-- Provided entries start --

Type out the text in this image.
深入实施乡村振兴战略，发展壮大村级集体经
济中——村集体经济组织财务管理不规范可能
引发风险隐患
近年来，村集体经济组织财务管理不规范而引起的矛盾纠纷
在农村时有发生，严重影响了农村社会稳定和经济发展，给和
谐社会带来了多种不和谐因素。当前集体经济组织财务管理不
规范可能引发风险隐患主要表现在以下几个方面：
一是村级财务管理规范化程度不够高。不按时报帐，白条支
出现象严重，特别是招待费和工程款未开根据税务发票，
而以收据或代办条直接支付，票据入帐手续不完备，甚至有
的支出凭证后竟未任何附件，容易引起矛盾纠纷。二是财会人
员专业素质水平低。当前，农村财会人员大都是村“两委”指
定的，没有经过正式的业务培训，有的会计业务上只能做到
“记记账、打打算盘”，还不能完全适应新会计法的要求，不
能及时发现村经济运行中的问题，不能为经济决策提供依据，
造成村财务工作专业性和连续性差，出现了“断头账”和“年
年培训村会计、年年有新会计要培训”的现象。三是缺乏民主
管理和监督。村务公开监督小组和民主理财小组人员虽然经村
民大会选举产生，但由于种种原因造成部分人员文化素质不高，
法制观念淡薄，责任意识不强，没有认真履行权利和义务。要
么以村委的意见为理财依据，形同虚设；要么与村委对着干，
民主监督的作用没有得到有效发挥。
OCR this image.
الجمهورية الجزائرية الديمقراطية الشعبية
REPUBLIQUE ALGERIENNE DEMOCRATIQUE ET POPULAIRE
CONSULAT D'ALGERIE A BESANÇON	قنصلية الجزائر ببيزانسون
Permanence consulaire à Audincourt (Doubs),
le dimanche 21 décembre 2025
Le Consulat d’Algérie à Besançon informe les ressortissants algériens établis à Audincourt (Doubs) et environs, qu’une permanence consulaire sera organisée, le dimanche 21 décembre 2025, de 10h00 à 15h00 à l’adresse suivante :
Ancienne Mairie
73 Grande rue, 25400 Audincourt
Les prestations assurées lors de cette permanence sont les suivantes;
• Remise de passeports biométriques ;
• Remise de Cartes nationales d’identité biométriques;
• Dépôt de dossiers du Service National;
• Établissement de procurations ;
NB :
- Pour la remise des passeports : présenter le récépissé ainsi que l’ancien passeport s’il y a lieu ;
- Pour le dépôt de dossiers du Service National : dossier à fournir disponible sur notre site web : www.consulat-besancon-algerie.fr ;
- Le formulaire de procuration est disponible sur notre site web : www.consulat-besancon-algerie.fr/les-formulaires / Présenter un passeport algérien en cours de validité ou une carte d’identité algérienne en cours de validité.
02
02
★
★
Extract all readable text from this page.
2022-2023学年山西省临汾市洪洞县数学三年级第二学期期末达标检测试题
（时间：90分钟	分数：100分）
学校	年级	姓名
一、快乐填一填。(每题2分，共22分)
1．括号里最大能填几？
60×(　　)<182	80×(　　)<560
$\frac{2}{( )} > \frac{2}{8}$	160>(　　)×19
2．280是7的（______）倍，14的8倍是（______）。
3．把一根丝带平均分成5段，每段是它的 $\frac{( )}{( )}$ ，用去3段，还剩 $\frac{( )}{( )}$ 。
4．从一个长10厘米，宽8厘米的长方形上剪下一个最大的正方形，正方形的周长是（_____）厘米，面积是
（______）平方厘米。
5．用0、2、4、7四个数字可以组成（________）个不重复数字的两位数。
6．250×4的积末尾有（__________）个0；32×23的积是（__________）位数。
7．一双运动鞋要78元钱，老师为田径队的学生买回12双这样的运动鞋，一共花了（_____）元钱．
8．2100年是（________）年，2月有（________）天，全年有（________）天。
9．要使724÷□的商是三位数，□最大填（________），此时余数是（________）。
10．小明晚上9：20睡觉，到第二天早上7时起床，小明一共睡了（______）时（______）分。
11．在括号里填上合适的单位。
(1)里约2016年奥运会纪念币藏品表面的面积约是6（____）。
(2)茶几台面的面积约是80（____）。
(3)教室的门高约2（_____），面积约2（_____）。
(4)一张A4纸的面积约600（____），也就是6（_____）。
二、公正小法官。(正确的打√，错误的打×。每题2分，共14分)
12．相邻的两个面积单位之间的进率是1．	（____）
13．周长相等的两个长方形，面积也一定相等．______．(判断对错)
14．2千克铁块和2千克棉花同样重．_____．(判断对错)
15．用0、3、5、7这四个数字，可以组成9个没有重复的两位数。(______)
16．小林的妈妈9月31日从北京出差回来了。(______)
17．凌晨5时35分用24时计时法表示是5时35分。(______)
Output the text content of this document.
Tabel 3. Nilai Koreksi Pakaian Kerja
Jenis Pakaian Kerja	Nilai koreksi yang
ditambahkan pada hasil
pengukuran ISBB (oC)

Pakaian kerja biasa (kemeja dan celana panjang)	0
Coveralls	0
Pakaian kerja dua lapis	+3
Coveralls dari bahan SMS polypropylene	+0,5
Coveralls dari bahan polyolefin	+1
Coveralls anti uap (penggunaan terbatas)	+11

-- Provided entries end --

## Written exercise
Pull out each line of the listing that holds the string "identité".

## Problem solution
• Remise de Cartes nationales d’identité biométriques;
- Le formulaire de procuration est disponible sur notre site web : www.consulat-besancon-algerie.fr/les-formulaires / Présenter un passeport algérien en cours de validité ou une carte d’identité algérienne en cours de validité.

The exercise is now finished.